Below are the records. List every line holding the word "tomonidan".

··· Provided material

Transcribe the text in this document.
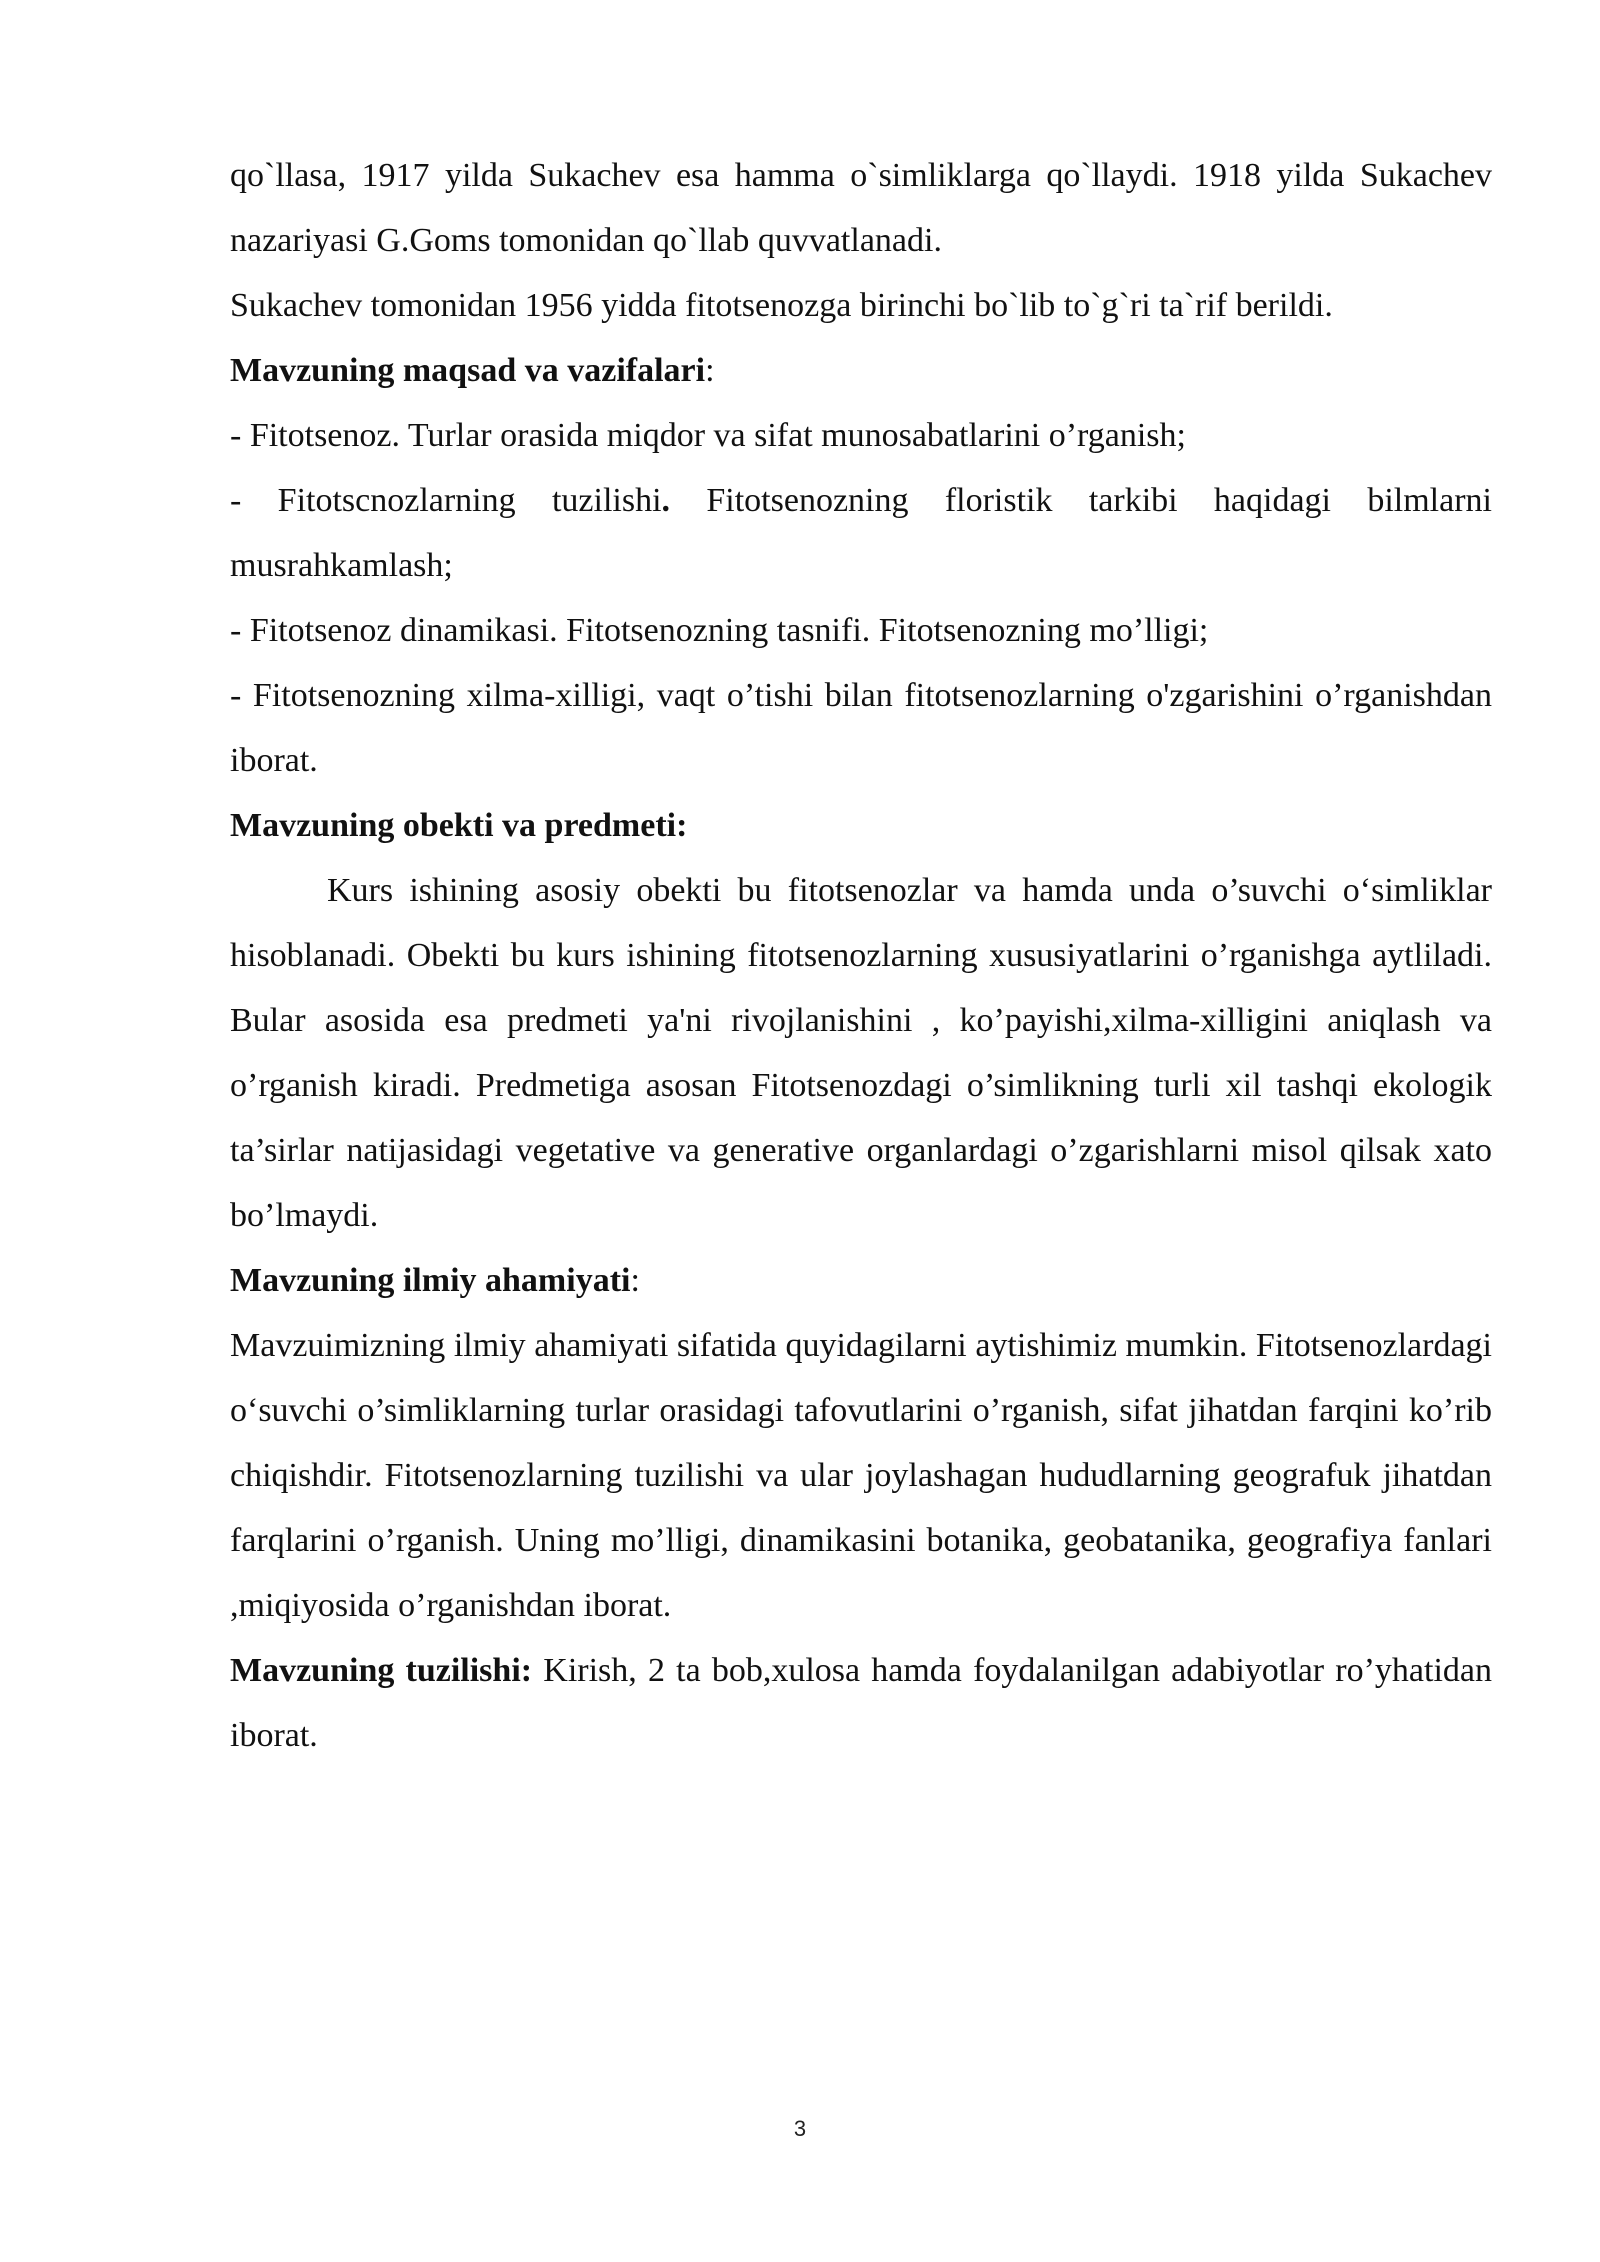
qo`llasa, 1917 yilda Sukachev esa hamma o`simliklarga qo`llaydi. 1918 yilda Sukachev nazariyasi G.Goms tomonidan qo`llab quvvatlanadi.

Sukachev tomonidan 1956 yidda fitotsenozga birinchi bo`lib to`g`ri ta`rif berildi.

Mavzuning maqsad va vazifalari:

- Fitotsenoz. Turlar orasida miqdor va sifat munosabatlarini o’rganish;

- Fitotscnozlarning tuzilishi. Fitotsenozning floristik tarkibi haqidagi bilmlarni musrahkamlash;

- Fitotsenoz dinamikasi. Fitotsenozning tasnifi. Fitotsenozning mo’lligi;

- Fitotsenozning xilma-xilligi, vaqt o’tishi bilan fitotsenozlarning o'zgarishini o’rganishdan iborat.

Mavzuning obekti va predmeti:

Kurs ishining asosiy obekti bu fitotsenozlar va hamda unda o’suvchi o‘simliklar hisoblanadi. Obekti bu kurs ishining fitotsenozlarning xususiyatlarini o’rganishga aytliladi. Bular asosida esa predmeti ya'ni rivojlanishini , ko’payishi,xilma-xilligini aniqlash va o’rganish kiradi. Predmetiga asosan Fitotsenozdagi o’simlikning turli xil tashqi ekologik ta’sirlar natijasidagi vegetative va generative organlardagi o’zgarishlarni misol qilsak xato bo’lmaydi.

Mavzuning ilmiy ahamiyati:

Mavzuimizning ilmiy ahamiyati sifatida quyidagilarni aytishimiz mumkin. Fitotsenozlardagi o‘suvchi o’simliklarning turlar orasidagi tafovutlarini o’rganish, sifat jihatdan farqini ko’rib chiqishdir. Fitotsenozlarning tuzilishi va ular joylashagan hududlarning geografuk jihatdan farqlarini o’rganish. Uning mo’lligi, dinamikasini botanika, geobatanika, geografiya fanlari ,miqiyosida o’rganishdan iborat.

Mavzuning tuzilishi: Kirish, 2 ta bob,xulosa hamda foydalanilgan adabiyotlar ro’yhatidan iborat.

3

······

:: Exercise output ::
qo`llasa, 1917 yilda Sukachev esa hamma o`simliklarga qo`llaydi. 1918 yilda Sukachev nazariyasi G.Goms tomonidan qo`llab quvvatlanadi.
Sukachev tomonidan 1956 yidda fitotsenozga birinchi bo`lib to`g`ri ta`rif berildi.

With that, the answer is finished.